[Data entries]
───
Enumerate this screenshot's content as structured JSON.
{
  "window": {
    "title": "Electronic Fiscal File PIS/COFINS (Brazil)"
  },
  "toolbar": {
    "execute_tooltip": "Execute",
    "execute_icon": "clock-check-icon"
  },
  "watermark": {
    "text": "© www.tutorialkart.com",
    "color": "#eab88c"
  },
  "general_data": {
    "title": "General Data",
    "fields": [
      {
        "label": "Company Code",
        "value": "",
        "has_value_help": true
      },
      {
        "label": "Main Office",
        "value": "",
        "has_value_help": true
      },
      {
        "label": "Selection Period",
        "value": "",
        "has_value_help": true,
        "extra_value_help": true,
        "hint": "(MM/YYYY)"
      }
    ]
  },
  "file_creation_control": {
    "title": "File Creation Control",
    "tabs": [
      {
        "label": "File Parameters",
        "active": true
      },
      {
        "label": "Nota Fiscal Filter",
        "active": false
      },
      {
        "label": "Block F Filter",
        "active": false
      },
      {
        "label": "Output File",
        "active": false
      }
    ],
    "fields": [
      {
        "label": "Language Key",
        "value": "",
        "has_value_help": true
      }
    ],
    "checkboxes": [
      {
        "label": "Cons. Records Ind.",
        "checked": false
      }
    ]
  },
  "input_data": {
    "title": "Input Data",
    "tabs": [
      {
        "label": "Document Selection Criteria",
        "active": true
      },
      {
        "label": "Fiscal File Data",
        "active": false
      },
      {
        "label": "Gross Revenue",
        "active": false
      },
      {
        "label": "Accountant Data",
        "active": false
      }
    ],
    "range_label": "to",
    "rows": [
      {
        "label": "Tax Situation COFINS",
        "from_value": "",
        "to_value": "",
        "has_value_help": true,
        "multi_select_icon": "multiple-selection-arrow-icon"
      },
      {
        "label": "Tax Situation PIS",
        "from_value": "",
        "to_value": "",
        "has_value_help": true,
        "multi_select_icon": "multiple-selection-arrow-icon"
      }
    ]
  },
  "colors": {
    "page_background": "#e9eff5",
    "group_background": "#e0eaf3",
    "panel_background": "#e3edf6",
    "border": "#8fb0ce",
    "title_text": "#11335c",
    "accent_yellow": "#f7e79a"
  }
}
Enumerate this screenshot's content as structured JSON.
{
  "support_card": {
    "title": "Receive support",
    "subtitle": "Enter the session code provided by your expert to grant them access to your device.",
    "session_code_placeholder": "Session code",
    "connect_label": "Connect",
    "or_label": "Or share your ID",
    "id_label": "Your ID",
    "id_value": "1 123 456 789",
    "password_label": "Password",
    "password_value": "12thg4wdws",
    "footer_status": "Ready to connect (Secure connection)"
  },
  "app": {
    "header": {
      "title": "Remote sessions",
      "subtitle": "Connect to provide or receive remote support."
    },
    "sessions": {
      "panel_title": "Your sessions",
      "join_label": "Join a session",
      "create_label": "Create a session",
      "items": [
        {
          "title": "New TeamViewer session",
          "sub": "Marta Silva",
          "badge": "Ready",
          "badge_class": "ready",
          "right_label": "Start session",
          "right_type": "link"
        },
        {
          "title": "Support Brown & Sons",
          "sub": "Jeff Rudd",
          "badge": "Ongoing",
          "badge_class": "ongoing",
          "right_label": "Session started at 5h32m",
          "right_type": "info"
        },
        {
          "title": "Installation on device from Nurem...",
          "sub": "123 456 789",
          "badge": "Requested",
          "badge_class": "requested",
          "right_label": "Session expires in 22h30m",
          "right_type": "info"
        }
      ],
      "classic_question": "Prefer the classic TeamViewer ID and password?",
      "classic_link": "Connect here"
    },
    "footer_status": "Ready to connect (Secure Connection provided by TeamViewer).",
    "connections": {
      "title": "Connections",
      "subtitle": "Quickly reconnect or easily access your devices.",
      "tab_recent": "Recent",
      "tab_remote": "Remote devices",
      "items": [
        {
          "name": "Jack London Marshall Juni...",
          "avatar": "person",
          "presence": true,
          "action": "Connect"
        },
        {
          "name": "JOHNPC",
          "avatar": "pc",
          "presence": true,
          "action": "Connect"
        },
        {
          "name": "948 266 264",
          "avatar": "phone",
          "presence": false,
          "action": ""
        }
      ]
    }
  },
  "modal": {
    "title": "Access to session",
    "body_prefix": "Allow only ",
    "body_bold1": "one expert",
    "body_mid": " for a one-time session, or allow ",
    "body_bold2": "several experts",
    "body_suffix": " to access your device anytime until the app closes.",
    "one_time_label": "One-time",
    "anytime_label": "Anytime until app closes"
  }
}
───
EXERCISE AIM: Take the data above and return it exactly.

SOLUTION TO THIS EXERCISE:
Enumerate this screenshot's content as structured JSON.
{
  "window": {
    "title": "Electronic Fiscal File PIS/COFINS (Brazil)"
  },
  "toolbar": {
    "execute_tooltip": "Execute",
    "execute_icon": "clock-check-icon"
  },
  "watermark": {
    "text": "© www.tutorialkart.com",
    "color": "#eab88c"
  },
  "general_data": {
    "title": "General Data",
    "fields": [
      {
        "label": "Company Code",
        "value": "",
        "has_value_help": true
      },
      {
        "label": "Main Office",
        "value": "",
        "has_value_help": true
      },
      {
        "label": "Selection Period",
        "value": "",
        "has_value_help": true,
        "extra_value_help": true,
        "hint": "(MM/YYYY)"
      }
    ]
  },
  "file_creation_control": {
    "title": "File Creation Control",
    "tabs": [
      {
        "label": "File Parameters",
        "active": true
      },
      {
        "label": "Nota Fiscal Filter",
        "active": false
      },
      {
        "label": "Block F Filter",
        "active": false
      },
      {
        "label": "Output File",
        "active": false
      }
    ],
    "fields": [
      {
        "label": "Language Key",
        "value": "",
        "has_value_help": true
      }
    ],
    "checkboxes": [
      {
        "label": "Cons. Records Ind.",
        "checked": false
      }
    ]
  },
  "input_data": {
    "title": "Input Data",
    "tabs": [
      {
        "label": "Document Selection Criteria",
        "active": true
      },
      {
        "label": "Fiscal File Data",
        "active": false
      },
      {
        "label": "Gross Revenue",
        "active": false
      },
      {
        "label": "Accountant Data",
        "active": false
      }
    ],
    "range_label": "to",
    "rows": [
      {
        "label": "Tax Situation COFINS",
        "from_value": "",
        "to_value": "",
        "has_value_help": true,
        "multi_select_icon": "multiple-selection-arrow-icon"
      },
      {
        "label": "Tax Situation PIS",
        "from_value": "",
        "to_value": "",
        "has_value_help": true,
        "multi_select_icon": "multiple-selection-arrow-icon"
      }
    ]
  },
  "colors": {
    "page_background": "#e9eff5",
    "group_background": "#e0eaf3",
    "panel_background": "#e3edf6",
    "border": "#8fb0ce",
    "title_text": "#11335c",
    "accent_yellow": "#f7e79a"
  }
}
Enumerate this screenshot's content as structured JSON.
{
  "support_card": {
    "title": "Receive support",
    "subtitle": "Enter the session code provided by your expert to grant them access to your device.",
    "session_code_placeholder": "Session code",
    "connect_label": "Connect",
    "or_label": "Or share your ID",
    "id_label": "Your ID",
    "id_value": "1 123 456 789",
    "password_label": "Password",
    "password_value": "12thg4wdws",
    "footer_status": "Ready to connect (Secure connection)"
  },
  "app": {
    "header": {
      "title": "Remote sessions",
      "subtitle": "Connect to provide or receive remote support."
    },
    "sessions": {
      "panel_title": "Your sessions",
      "join_label": "Join a session",
      "create_label": "Create a session",
      "items": [
        {
          "title": "New TeamViewer session",
          "sub": "Marta Silva",
          "badge": "Ready",
          "badge_class": "ready",
          "right_label": "Start session",
          "right_type": "link"
        },
        {
          "title": "Support Brown & Sons",
          "sub": "Jeff Rudd",
          "badge": "Ongoing",
          "badge_class": "ongoing",
          "right_label": "Session started at 5h32m",
          "right_type": "info"
        },
        {
          "title": "Installation on device from Nurem...",
          "sub": "123 456 789",
          "badge": "Requested",
          "badge_class": "requested",
          "right_label": "Session expires in 22h30m",
          "right_type": "info"
        }
      ],
      "classic_question": "Prefer the classic TeamViewer ID and password?",
      "classic_link": "Connect here"
    },
    "footer_status": "Ready to connect (Secure Connection provided by TeamViewer).",
    "connections": {
      "title": "Connections",
      "subtitle": "Quickly reconnect or easily access your devices.",
      "tab_recent": "Recent",
      "tab_remote": "Remote devices",
      "items": [
        {
          "name": "Jack London Marshall Juni...",
          "avatar": "person",
          "presence": true,
          "action": "Connect"
        },
        {
          "name": "JOHNPC",
          "avatar": "pc",
          "presence": true,
          "action": "Connect"
        },
        {
          "name": "948 266 264",
          "avatar": "phone",
          "presence": false,
          "action": ""
        }
      ]
    }
  },
  "modal": {
    "title": "Access to session",
    "body_prefix": "Allow only ",
    "body_bold1": "one expert",
    "body_mid": " for a one-time session, or allow ",
    "body_bold2": "several experts",
    "body_suffix": " to access your device anytime until the app closes.",
    "one_time_label": "One-time",
    "anytime_label": "Anytime until app closes"
  }
}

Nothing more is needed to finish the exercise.